▶ _TASK STATEMENT_
Show every line below where "screenshot" can be found.

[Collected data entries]
========

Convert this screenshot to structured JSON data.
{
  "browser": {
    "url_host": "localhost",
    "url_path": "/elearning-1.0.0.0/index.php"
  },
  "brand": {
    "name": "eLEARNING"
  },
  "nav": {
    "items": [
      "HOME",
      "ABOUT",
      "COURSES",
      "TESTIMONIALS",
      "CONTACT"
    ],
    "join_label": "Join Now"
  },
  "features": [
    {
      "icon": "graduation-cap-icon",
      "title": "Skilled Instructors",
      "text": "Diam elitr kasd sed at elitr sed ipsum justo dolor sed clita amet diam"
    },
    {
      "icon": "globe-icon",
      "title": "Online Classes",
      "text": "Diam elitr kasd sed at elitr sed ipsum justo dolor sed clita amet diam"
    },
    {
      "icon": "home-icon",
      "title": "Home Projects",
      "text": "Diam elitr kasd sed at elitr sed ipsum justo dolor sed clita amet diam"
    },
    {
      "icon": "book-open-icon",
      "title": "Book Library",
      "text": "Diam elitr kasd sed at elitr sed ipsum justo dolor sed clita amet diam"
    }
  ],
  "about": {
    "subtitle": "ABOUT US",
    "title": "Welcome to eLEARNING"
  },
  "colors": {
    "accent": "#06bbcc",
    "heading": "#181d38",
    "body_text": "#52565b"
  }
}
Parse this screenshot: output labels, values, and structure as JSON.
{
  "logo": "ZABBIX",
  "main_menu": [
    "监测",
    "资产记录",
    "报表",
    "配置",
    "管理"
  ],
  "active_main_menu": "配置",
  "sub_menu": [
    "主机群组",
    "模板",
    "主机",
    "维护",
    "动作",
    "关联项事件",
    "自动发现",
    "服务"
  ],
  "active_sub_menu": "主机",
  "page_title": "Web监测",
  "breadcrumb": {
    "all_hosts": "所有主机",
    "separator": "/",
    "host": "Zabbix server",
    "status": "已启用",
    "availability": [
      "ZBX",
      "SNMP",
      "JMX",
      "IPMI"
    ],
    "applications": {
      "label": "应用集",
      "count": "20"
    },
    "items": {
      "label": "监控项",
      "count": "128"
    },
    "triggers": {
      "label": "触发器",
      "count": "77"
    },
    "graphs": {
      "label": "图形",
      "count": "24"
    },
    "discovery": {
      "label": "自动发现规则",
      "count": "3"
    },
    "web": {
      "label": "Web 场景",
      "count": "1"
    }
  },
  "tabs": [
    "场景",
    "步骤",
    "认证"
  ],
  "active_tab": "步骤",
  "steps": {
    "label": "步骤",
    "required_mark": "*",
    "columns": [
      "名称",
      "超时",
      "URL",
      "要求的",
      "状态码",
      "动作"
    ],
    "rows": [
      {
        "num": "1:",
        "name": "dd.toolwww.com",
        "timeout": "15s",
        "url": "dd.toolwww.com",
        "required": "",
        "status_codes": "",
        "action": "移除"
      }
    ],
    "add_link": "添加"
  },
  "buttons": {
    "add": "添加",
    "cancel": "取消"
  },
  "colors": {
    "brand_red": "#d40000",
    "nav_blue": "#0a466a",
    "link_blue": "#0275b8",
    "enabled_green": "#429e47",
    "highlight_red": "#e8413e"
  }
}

========

▶ _COMPLETE ANSWER_
Convert this screenshot to structured JSON data.
Parse this screenshot: output labels, values, and structure as JSON.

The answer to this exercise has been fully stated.